## start

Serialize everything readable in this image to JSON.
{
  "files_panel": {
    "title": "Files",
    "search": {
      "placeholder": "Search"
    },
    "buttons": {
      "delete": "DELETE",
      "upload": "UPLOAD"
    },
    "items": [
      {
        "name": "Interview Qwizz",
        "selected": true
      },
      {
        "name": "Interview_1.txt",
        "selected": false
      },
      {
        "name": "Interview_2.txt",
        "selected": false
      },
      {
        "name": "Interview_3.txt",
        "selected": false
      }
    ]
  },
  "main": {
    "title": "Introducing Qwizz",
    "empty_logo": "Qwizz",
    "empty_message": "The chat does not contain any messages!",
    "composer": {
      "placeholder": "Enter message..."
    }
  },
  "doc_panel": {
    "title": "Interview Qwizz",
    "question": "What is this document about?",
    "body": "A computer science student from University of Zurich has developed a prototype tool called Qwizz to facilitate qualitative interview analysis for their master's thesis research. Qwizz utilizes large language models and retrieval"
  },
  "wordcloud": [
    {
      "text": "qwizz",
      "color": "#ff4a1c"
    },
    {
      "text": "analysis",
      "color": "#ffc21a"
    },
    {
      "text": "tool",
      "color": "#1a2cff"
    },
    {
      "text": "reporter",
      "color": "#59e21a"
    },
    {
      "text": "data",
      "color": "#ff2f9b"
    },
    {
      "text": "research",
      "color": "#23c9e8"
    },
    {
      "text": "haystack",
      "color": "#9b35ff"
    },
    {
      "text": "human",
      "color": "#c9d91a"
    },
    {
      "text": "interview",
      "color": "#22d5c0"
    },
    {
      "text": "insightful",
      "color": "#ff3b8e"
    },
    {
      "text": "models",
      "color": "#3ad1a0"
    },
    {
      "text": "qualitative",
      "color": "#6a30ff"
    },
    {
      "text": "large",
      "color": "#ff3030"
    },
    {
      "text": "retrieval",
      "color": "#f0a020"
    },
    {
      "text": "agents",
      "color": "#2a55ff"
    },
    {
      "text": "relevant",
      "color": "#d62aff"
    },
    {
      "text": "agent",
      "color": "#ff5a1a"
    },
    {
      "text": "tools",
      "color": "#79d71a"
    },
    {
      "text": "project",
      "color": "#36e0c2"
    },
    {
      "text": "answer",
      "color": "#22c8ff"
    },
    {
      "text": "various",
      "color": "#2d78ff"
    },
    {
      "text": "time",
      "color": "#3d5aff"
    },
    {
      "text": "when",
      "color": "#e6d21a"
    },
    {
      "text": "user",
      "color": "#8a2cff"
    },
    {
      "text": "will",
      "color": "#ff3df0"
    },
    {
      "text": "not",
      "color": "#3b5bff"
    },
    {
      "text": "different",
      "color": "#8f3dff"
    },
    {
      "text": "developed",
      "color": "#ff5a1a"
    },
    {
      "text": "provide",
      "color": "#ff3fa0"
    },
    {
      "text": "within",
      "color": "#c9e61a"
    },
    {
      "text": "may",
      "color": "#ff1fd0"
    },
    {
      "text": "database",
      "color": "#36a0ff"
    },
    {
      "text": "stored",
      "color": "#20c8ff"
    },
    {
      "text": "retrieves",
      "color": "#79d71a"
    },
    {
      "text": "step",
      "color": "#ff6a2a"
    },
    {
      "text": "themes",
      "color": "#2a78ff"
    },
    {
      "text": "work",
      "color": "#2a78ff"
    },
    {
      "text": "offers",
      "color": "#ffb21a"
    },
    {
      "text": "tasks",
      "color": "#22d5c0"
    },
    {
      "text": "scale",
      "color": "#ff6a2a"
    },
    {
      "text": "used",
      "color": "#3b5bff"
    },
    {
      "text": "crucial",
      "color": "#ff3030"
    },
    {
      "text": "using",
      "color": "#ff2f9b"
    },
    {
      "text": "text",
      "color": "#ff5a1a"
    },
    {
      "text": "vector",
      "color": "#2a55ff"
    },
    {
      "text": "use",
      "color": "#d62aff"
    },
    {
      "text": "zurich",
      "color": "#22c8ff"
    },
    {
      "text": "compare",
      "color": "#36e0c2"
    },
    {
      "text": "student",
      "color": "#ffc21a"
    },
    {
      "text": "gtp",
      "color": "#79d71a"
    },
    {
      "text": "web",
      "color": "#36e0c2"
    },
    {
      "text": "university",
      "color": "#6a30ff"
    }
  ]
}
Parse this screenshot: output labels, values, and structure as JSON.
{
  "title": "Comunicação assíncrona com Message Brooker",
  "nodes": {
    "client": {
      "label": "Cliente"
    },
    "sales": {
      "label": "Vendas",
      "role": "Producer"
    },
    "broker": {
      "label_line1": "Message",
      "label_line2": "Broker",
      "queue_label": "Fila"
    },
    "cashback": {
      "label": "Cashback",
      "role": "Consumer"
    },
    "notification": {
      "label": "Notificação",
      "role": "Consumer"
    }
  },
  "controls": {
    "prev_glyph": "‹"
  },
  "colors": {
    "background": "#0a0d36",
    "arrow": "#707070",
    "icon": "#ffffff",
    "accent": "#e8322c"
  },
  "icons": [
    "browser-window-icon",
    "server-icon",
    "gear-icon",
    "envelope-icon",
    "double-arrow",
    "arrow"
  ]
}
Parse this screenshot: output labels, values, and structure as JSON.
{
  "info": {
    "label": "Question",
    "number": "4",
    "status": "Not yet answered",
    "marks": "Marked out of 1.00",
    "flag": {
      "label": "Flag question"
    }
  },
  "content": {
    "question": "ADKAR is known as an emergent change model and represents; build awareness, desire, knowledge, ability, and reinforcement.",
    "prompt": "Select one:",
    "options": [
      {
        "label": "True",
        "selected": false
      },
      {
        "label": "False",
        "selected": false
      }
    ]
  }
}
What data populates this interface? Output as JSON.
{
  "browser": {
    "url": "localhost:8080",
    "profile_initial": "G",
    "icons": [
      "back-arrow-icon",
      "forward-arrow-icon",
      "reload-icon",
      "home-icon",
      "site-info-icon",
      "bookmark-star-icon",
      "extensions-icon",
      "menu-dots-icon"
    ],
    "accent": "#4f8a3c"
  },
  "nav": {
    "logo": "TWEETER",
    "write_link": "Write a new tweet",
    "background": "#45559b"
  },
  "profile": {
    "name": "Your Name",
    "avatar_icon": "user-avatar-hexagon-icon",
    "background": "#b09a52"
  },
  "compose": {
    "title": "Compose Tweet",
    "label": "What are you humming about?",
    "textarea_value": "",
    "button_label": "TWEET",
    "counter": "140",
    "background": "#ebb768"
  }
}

## end

To be done =>
Search the data for "What". Copy every line that has it.

Answer for the task =>
    "question": "What is this document about?",
What data populates this interface? Output as JSON.
    "label": "What are you humming about?",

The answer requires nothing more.